■ PROBLEM:
Give the number of lines containing the word "ylabel" and nothing more.

■ PROVIDED RECORDS:
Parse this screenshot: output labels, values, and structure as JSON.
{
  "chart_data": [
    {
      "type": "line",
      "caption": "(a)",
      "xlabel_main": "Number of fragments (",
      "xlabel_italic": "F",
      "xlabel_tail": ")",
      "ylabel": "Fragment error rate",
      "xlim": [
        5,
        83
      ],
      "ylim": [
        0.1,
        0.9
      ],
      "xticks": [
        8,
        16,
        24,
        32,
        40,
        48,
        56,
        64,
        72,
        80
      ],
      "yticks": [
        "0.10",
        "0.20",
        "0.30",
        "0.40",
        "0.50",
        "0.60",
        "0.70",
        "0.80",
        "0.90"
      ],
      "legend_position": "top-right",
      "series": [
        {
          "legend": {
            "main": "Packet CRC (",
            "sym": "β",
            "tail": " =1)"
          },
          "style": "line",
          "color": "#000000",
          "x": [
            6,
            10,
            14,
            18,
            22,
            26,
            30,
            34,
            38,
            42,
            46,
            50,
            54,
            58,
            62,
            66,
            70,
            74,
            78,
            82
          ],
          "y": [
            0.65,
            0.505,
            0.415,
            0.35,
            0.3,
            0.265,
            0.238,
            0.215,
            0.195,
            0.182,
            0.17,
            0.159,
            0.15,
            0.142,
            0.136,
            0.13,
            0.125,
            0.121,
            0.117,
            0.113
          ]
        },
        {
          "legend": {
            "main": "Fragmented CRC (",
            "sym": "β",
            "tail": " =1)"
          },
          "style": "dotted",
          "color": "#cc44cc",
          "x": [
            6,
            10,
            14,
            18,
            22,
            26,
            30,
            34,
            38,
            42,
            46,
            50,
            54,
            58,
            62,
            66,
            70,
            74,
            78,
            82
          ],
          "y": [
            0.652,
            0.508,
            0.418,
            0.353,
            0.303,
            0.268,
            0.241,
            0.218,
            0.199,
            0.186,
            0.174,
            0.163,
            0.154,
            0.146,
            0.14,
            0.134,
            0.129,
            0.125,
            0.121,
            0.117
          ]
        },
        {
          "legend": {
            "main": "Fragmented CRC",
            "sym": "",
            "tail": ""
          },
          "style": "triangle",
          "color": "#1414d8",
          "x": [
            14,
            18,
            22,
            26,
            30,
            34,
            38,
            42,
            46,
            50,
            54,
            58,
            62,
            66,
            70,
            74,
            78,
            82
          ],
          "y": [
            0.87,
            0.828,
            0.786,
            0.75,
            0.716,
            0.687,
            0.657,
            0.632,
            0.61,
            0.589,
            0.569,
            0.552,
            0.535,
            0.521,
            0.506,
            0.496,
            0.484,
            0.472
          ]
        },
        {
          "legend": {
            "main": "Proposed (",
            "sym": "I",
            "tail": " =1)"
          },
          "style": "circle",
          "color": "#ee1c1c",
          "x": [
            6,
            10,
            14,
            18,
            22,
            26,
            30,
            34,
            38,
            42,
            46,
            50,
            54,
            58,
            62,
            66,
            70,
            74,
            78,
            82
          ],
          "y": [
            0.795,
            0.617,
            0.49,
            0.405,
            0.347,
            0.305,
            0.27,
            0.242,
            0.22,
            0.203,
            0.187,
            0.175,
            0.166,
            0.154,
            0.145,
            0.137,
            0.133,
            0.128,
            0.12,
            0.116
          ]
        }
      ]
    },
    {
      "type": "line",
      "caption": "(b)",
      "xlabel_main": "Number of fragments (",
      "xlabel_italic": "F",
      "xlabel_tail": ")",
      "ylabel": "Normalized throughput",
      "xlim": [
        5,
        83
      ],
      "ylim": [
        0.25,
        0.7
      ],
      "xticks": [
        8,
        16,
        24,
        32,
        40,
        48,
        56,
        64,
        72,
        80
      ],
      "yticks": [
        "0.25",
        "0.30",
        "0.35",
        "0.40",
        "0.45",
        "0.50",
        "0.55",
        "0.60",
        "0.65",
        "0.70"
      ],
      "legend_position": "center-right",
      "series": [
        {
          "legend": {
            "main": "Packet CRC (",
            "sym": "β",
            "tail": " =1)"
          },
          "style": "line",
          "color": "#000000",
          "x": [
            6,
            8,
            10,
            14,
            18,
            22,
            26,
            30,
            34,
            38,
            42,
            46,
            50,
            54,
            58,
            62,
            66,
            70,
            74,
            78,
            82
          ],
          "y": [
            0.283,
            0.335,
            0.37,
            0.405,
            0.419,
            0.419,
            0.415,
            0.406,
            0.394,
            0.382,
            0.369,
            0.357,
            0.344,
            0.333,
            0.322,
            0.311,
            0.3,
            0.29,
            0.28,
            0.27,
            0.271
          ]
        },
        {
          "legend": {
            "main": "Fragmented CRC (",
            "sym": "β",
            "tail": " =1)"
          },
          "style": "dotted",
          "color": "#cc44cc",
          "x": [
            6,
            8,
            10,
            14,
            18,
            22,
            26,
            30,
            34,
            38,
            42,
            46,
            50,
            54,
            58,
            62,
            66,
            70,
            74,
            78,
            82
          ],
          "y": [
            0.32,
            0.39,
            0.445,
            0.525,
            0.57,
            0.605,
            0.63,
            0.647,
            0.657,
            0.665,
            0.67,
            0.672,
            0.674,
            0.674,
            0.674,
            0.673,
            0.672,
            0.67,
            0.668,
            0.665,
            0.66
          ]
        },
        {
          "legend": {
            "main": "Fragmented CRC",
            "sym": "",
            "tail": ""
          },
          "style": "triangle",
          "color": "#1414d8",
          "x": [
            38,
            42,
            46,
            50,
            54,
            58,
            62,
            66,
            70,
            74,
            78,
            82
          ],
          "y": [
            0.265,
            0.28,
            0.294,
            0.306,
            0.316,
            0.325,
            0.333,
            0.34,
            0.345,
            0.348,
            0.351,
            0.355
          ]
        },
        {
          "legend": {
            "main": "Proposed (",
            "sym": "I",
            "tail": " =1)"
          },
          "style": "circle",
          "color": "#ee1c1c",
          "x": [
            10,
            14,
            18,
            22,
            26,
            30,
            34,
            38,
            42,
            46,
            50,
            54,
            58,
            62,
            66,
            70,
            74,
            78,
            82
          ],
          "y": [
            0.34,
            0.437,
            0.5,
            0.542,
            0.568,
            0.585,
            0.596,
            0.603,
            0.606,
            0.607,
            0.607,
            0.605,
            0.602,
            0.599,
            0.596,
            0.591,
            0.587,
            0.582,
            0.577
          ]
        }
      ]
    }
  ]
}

■ THE OUTPUT:
2